(Saved entries)
%%
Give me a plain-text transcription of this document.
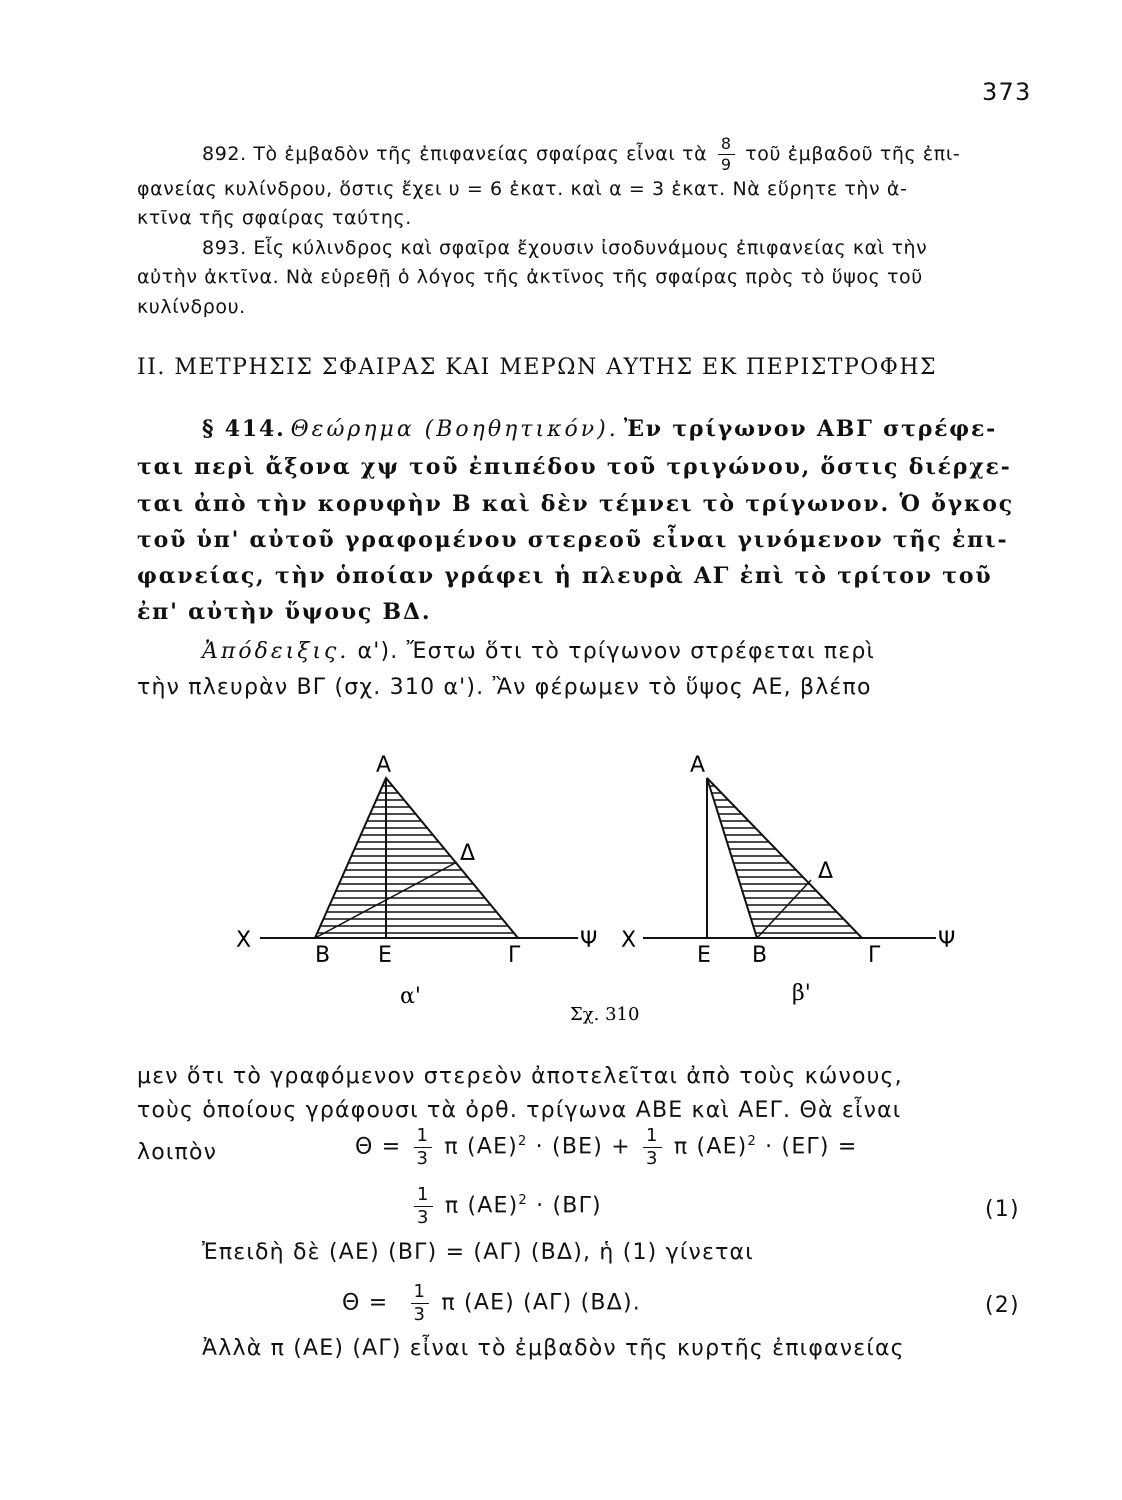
373
892. Τὸ ἐμβαδὸν τῆς ἐπιφανείας σφαίρας εἶναι τὰ $\frac{8}{9}$ τοῦ ἐμβαδοῦ τῆς ἐπι-
φανείας κυλίνδρου, ὅστις ἔχει υ = 6 ἑκατ. καὶ α = 3 ἑκατ. Νὰ εὕρητε τὴν ἀ-
κτῖνα τῆς σφαίρας ταύτης.
893. Εἷς κύλινδρος καὶ σφαῖρα ἔχουσιν ἰσοδυνάμους ἐπιφανείας καὶ τὴν
αὐτὴν ἀκτῖνα. Νὰ εὑρεθῇ ὁ λόγος τῆς ἀκτῖνος τῆς σφαίρας πρὸς τὸ ὕψος τοῦ
κυλίνδρου.
II. ΜΕΤΡΗΣΙΣ ΣΦΑΙΡΑΣ ΚΑΙ ΜΕΡΩΝ ΑΥΤΗΣ ΕΚ ΠΕΡΙΣΤΡΟΦΗΣ
§ 414. Θεώρημα (Βοηθητικόν). Ἐν τρίγωνον ΑΒΓ στρέφε-
ται περὶ ἄξονα χψ τοῦ ἐπιπέδου τοῦ τριγώνου, ὅστις διέρχε-
ται ἀπὸ τὴν κορυφὴν Β καὶ δὲν τέμνει τὸ τρίγωνον. Ὁ ὄγκος
τοῦ ὑπ' αὐτοῦ γραφομένου στερεοῦ εἶναι γινόμενον τῆς ἐπι-
φανείας, τὴν ὁποίαν γράφει ἡ πλευρὰ ΑΓ ἐπὶ τὸ τρίτον τοῦ
ἐπ' αὐτὴν ὕψους ΒΔ.
Ἀπόδειξις. α'). Ἔστω ὅτι τὸ τρίγωνον στρέφεται περὶ
τὴν πλευρὰν ΒΓ (σχ. 310 α'). Ἂν φέρωμεν τὸ ὕψος ΑΕ, βλέπο
Α
Δ
Χ
Β Ε	Γ
Ψ
α'
Α
Δ
Χ
Ε Β	Γ
Ψ
β'
Σχ. 310
μεν ὅτι τὸ γραφόμενον στερεὸν ἀποτελεῖται ἀπὸ τοὺς κώνους,
τοὺς ὁποίους γράφουσι τὰ ὀρθ. τρίγωνα ΑΒΕ καὶ ΑΕΓ. Θὰ εἶναι
λοιπὸν	$\Theta = \frac{1}{3}$ π $(AE)^2 \cdot (BE) + \frac{1}{3}$ π $(AE)^2 \cdot (E\Gamma)$ =
$\frac{1}{3}$ π $(AE)^2 \cdot (B\Gamma)$	(1)
Ἐπειδὴ δὲ (ΑΕ) (ΒΓ) = (ΑΓ) (ΒΔ), ἡ (1) γίνεται
$\Theta = \frac{1}{3}$ π (ΑΕ) (ΑΓ) (ΒΔ).	(2)
Ἀλλὰ π (ΑΕ) (ΑΓ) εἶναι τὸ ἐμβαδὸν τῆς κυρτῆς ἐπιφανείας
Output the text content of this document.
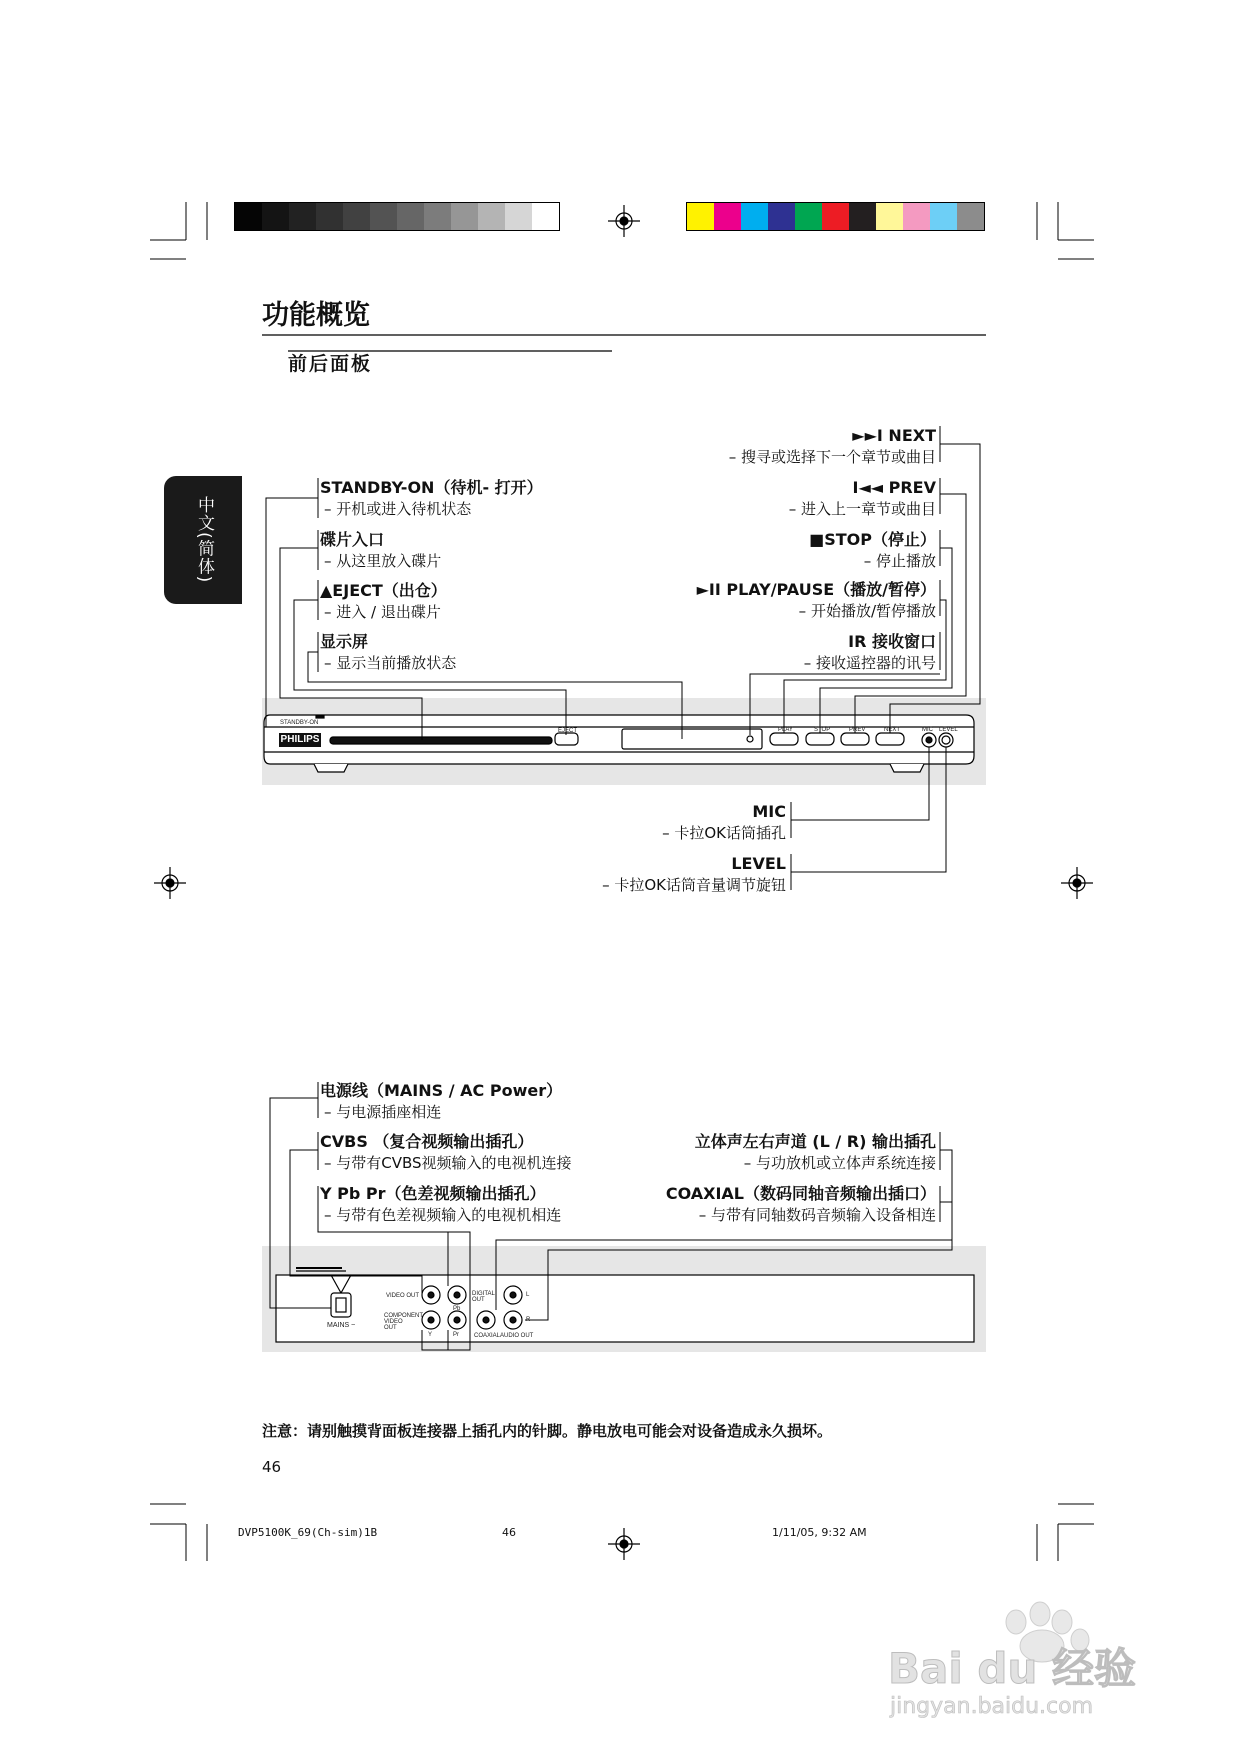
功能概览
前后面板
中文(简体)
PHILIPS
STANDBY-ON
EJECT	PLAY	STOP	PREV	NEXT	MIC LEVEL
VIDEO OUT
COMPONENT VIDEO OUT
DIGITAL OUT
COAXIAL AUDIO OUT
MAINS ~
Pb
Y	Pr
L
R
STANDBY-ON（待机- 打开）
– 开机或进入待机状态
碟片入口
– 从这里放入碟片
▲EJECT（出仓）
– 进入 / 退出碟片
显示屏
– 显示当前播放状态
►►I NEXT
– 搜寻或选择下一个章节或曲目
I◄◄ PREV
– 进入上一章节或曲目
■STOP（停止）
– 停止播放
►II PLAY/PAUSE（播放/暂停）
– 开始播放/暂停播放
IR 接收窗口
– 接收遥控器的讯号
MIC
– 卡拉OK话筒插孔
LEVEL
– 卡拉OK话筒音量调节旋钮
电源线（MAINS / AC Power）
– 与电源插座相连
CVBS （复合视频输出插孔）
– 与带有CVBS视频输入的电视机连接
Y Pb Pr（色差视频输出插孔）
– 与带有色差视频输入的电视机相连
立体声左右声道 (L / R) 输出插孔
– 与功放机或立体声系统连接
COAXIAL（数码同轴音频输出插口）
– 与带有同轴数码音频输入设备相连
注意：请别触摸背面板连接器上插孔内的针脚。静电放电可能会对设备造成永久损坏。
46
DVP5100K_69(Ch-sim)1B	46	1/11/05, 9:32 AM
Bai du 经验
jingyan.baidu.com
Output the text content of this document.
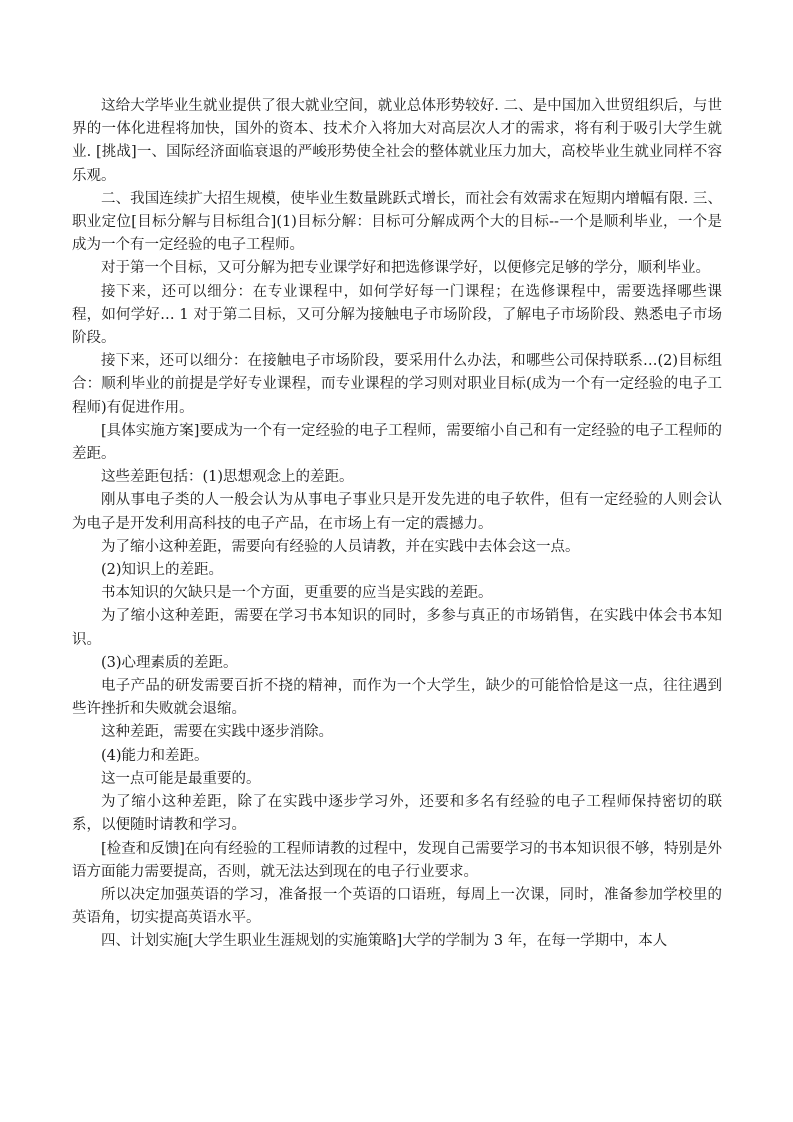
这给大学毕业生就业提供了很大就业空间，就业总体形势较好. 二、是中国加入世贸组织后，与世界的一体化进程将加快，国外的资本、技术介入将加大对高层次人才的需求，将有利于吸引大学生就业. [挑战]一、国际经济面临衰退的严峻形势使全社会的整体就业压力加大，高校毕业生就业同样不容乐观。

二、我国连续扩大招生规模，使毕业生数量跳跃式增长，而社会有效需求在短期内增幅有限. 三、职业定位[目标分解与目标组合](1)目标分解：目标可分解成两个大的目标--一个是顺利毕业，一个是成为一个有一定经验的电子工程师。

对于第一个目标，又可分解为把专业课学好和把选修课学好，以便修完足够的学分，顺利毕业。

接下来，还可以细分：在专业课程中，如何学好每一门课程；在选修课程中，需要选择哪些课程，如何学好… 1 对于第二目标，又可分解为接触电子市场阶段，了解电子市场阶段、熟悉电子市场阶段。

接下来，还可以细分：在接触电子市场阶段，要采用什么办法，和哪些公司保持联系…(2)目标组合：顺利毕业的前提是学好专业课程，而专业课程的学习则对职业目标(成为一个有一定经验的电子工程师)有促进作用。

[具体实施方案]要成为一个有一定经验的电子工程师，需要缩小自己和有一定经验的电子工程师的差距。

这些差距包括：(1)思想观念上的差距。

刚从事电子类的人一般会认为从事电子事业只是开发先进的电子软件，但有一定经验的人则会认为电子是开发利用高科技的电子产品，在市场上有一定的震撼力。

为了缩小这种差距，需要向有经验的人员请教，并在实践中去体会这一点。

(2)知识上的差距。

书本知识的欠缺只是一个方面，更重要的应当是实践的差距。

为了缩小这种差距，需要在学习书本知识的同时，多参与真正的市场销售，在实践中体会书本知识。

(3)心理素质的差距。

电子产品的研发需要百折不挠的精神，而作为一个大学生，缺少的可能恰恰是这一点，往往遇到些许挫折和失败就会退缩。

这种差距，需要在实践中逐步消除。

(4)能力和差距。

这一点可能是最重要的。

为了缩小这种差距，除了在实践中逐步学习外，还要和多名有经验的电子工程师保持密切的联系，以便随时请教和学习。

[检查和反馈]在向有经验的工程师请教的过程中，发现自己需要学习的书本知识很不够，特别是外语方面能力需要提高，否则，就无法达到现在的电子行业要求。

所以决定加强英语的学习，准备报一个英语的口语班，每周上一次课，同时，准备参加学校里的英语角，切实提高英语水平。

四、计划实施[大学生职业生涯规划的实施策略]大学的学制为 3 年，在每一学期中，本人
%%
▸ **Work to complete**
Keep the pictures out of the copy and return the rest of the data above exactly.

▸ **Task solution**
Give me a plain-text transcription of this document.
373
892. Τὸ ἐμβαδὸν τῆς ἐπιφανείας σφαίρας εἶναι τὰ $\frac{8}{9}$ τοῦ ἐμβαδοῦ τῆς ἐπι-
φανείας κυλίνδρου, ὅστις ἔχει υ = 6 ἑκατ. καὶ α = 3 ἑκατ. Νὰ εὕρητε τὴν ἀ-
κτῖνα τῆς σφαίρας ταύτης.
893. Εἷς κύλινδρος καὶ σφαῖρα ἔχουσιν ἰσοδυνάμους ἐπιφανείας καὶ τὴν
αὐτὴν ἀκτῖνα. Νὰ εὑρεθῇ ὁ λόγος τῆς ἀκτῖνος τῆς σφαίρας πρὸς τὸ ὕψος τοῦ
κυλίνδρου.
II. ΜΕΤΡΗΣΙΣ ΣΦΑΙΡΑΣ ΚΑΙ ΜΕΡΩΝ ΑΥΤΗΣ ΕΚ ΠΕΡΙΣΤΡΟΦΗΣ
§ 414. Θεώρημα (Βοηθητικόν). Ἐν τρίγωνον ΑΒΓ στρέφε-
ται περὶ ἄξονα χψ τοῦ ἐπιπέδου τοῦ τριγώνου, ὅστις διέρχε-
ται ἀπὸ τὴν κορυφὴν Β καὶ δὲν τέμνει τὸ τρίγωνον. Ὁ ὄγκος
τοῦ ὑπ' αὐτοῦ γραφομένου στερεοῦ εἶναι γινόμενον τῆς ἐπι-
φανείας, τὴν ὁποίαν γράφει ἡ πλευρὰ ΑΓ ἐπὶ τὸ τρίτον τοῦ
ἐπ' αὐτὴν ὕψους ΒΔ.
Ἀπόδειξις. α'). Ἔστω ὅτι τὸ τρίγωνον στρέφεται περὶ
τὴν πλευρὰν ΒΓ (σχ. 310 α'). Ἂν φέρωμεν τὸ ὕψος ΑΕ, βλέπο
Α
Δ
Χ
Β Ε	Γ
Ψ
α'
Α
Δ
Χ
Ε Β	Γ
Ψ
β'
Σχ. 310
μεν ὅτι τὸ γραφόμενον στερεὸν ἀποτελεῖται ἀπὸ τοὺς κώνους,
τοὺς ὁποίους γράφουσι τὰ ὀρθ. τρίγωνα ΑΒΕ καὶ ΑΕΓ. Θὰ εἶναι
λοιπὸν	$\Theta = \frac{1}{3}$ π $(AE)^2 \cdot (BE) + \frac{1}{3}$ π $(AE)^2 \cdot (E\Gamma)$ =
$\frac{1}{3}$ π $(AE)^2 \cdot (B\Gamma)$	(1)
Ἐπειδὴ δὲ (ΑΕ) (ΒΓ) = (ΑΓ) (ΒΔ), ἡ (1) γίνεται
$\Theta = \frac{1}{3}$ π (ΑΕ) (ΑΓ) (ΒΔ).	(2)
Ἀλλὰ π (ΑΕ) (ΑΓ) εἶναι τὸ ἐμβαδὸν τῆς κυρτῆς ἐπιφανείας
Output the text content of this document.
功能概览
前后面板
中文(简体)
PHILIPS
STANDBY-ON
EJECT	PLAY	STOP	PREV	NEXT	MIC LEVEL
VIDEO OUT
COMPONENT VIDEO OUT
DIGITAL OUT
COAXIAL AUDIO OUT
MAINS ~
Pb
Y	Pr
L
R
STANDBY-ON（待机- 打开）
– 开机或进入待机状态
碟片入口
– 从这里放入碟片
▲EJECT（出仓）
– 进入 / 退出碟片
显示屏
– 显示当前播放状态
►►I NEXT
– 搜寻或选择下一个章节或曲目
I◄◄ PREV
– 进入上一章节或曲目
■STOP（停止）
– 停止播放
►II PLAY/PAUSE（播放/暂停）
– 开始播放/暂停播放
IR 接收窗口
– 接收遥控器的讯号
MIC
– 卡拉OK话筒插孔
LEVEL
– 卡拉OK话筒音量调节旋钮
电源线（MAINS / AC Power）
– 与电源插座相连
CVBS （复合视频输出插孔）
– 与带有CVBS视频输入的电视机连接
Y Pb Pr（色差视频输出插孔）
– 与带有色差视频输入的电视机相连
立体声左右声道 (L / R) 输出插孔
– 与功放机或立体声系统连接
COAXIAL（数码同轴音频输出插口）
– 与带有同轴数码音频输入设备相连
注意：请别触摸背面板连接器上插孔内的针脚。静电放电可能会对设备造成永久损坏。
46
DVP5100K_69(Ch-sim)1B	46	1/11/05, 9:32 AM
Bai du 经验
jingyan.baidu.com
Output the text content of this document.
这给大学毕业生就业提供了很大就业空间，就业总体形势较好. 二、是中国加入世贸组织后，与世界的一体化进程将加快，国外的资本、技术介入将加大对高层次人才的需求，将有利于吸引大学生就业. [挑战]一、国际经济面临衰退的严峻形势使全社会的整体就业压力加大，高校毕业生就业同样不容乐观。

二、我国连续扩大招生规模，使毕业生数量跳跃式增长，而社会有效需求在短期内增幅有限. 三、职业定位[目标分解与目标组合](1)目标分解：目标可分解成两个大的目标--一个是顺利毕业，一个是成为一个有一定经验的电子工程师。

对于第一个目标，又可分解为把专业课学好和把选修课学好，以便修完足够的学分，顺利毕业。

接下来，还可以细分：在专业课程中，如何学好每一门课程；在选修课程中，需要选择哪些课程，如何学好… 1 对于第二目标，又可分解为接触电子市场阶段，了解电子市场阶段、熟悉电子市场阶段。

接下来，还可以细分：在接触电子市场阶段，要采用什么办法，和哪些公司保持联系…(2)目标组合：顺利毕业的前提是学好专业课程，而专业课程的学习则对职业目标(成为一个有一定经验的电子工程师)有促进作用。

[具体实施方案]要成为一个有一定经验的电子工程师，需要缩小自己和有一定经验的电子工程师的差距。

这些差距包括：(1)思想观念上的差距。

刚从事电子类的人一般会认为从事电子事业只是开发先进的电子软件，但有一定经验的人则会认为电子是开发利用高科技的电子产品，在市场上有一定的震撼力。

为了缩小这种差距，需要向有经验的人员请教，并在实践中去体会这一点。

(2)知识上的差距。

书本知识的欠缺只是一个方面，更重要的应当是实践的差距。

为了缩小这种差距，需要在学习书本知识的同时，多参与真正的市场销售，在实践中体会书本知识。

(3)心理素质的差距。

电子产品的研发需要百折不挠的精神，而作为一个大学生，缺少的可能恰恰是这一点，往往遇到些许挫折和失败就会退缩。

这种差距，需要在实践中逐步消除。

(4)能力和差距。

这一点可能是最重要的。

为了缩小这种差距，除了在实践中逐步学习外，还要和多名有经验的电子工程师保持密切的联系，以便随时请教和学习。

[检查和反馈]在向有经验的工程师请教的过程中，发现自己需要学习的书本知识很不够，特别是外语方面能力需要提高，否则，就无法达到现在的电子行业要求。

所以决定加强英语的学习，准备报一个英语的口语班，每周上一次课，同时，准备参加学校里的英语角，切实提高英语水平。

四、计划实施[大学生职业生涯规划的实施策略]大学的学制为 3 年，在每一学期中，本人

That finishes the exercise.